→ AVAILABLE RECORDS:

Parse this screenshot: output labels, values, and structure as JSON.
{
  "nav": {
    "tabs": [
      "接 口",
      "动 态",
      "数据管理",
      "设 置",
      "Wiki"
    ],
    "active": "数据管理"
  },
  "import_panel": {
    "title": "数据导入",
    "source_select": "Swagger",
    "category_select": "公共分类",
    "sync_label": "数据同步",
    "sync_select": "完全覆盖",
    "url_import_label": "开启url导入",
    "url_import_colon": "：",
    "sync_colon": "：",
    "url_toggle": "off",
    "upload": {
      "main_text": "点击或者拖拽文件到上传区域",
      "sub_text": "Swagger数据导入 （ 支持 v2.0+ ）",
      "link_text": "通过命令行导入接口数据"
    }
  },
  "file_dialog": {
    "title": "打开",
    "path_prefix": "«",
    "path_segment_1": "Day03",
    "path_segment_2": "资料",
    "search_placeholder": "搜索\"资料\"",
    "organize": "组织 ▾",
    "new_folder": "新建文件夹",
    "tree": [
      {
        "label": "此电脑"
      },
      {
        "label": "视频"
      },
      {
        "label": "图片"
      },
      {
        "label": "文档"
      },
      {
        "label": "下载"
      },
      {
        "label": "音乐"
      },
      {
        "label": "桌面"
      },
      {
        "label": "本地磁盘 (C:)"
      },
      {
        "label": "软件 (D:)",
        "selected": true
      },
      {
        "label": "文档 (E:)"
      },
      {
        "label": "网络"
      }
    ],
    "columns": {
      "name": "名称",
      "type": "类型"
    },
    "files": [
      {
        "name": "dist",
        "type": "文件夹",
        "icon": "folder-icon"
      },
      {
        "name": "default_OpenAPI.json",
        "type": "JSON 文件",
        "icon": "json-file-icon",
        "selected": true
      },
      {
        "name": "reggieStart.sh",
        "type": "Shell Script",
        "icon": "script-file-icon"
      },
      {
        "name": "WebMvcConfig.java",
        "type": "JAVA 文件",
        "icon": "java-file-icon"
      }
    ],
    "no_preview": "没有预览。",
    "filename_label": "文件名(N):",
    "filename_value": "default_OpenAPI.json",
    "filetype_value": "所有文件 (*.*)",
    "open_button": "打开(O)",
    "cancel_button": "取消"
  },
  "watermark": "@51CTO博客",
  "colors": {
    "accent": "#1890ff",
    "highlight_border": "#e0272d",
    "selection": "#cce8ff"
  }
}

→ TASK REQUIREMENTS:
Exact output of every entry is required.

→ OUTPUT:
Parse this screenshot: output labels, values, and structure as JSON.
{
  "nav": {
    "tabs": [
      "接 口",
      "动 态",
      "数据管理",
      "设 置",
      "Wiki"
    ],
    "active": "数据管理"
  },
  "import_panel": {
    "title": "数据导入",
    "source_select": "Swagger",
    "category_select": "公共分类",
    "sync_label": "数据同步",
    "sync_select": "完全覆盖",
    "url_import_label": "开启url导入",
    "url_import_colon": "：",
    "sync_colon": "：",
    "url_toggle": "off",
    "upload": {
      "main_text": "点击或者拖拽文件到上传区域",
      "sub_text": "Swagger数据导入 （ 支持 v2.0+ ）",
      "link_text": "通过命令行导入接口数据"
    }
  },
  "file_dialog": {
    "title": "打开",
    "path_prefix": "«",
    "path_segment_1": "Day03",
    "path_segment_2": "资料",
    "search_placeholder": "搜索\"资料\"",
    "organize": "组织 ▾",
    "new_folder": "新建文件夹",
    "tree": [
      {
        "label": "此电脑"
      },
      {
        "label": "视频"
      },
      {
        "label": "图片"
      },
      {
        "label": "文档"
      },
      {
        "label": "下载"
      },
      {
        "label": "音乐"
      },
      {
        "label": "桌面"
      },
      {
        "label": "本地磁盘 (C:)"
      },
      {
        "label": "软件 (D:)",
        "selected": true
      },
      {
        "label": "文档 (E:)"
      },
      {
        "label": "网络"
      }
    ],
    "columns": {
      "name": "名称",
      "type": "类型"
    },
    "files": [
      {
        "name": "dist",
        "type": "文件夹",
        "icon": "folder-icon"
      },
      {
        "name": "default_OpenAPI.json",
        "type": "JSON 文件",
        "icon": "json-file-icon",
        "selected": true
      },
      {
        "name": "reggieStart.sh",
        "type": "Shell Script",
        "icon": "script-file-icon"
      },
      {
        "name": "WebMvcConfig.java",
        "type": "JAVA 文件",
        "icon": "java-file-icon"
      }
    ],
    "no_preview": "没有预览。",
    "filename_label": "文件名(N):",
    "filename_value": "default_OpenAPI.json",
    "filetype_value": "所有文件 (*.*)",
    "open_button": "打开(O)",
    "cancel_button": "取消"
  },
  "watermark": "@51CTO博客",
  "colors": {
    "accent": "#1890ff",
    "highlight_border": "#e0272d",
    "selection": "#cce8ff"
  }
}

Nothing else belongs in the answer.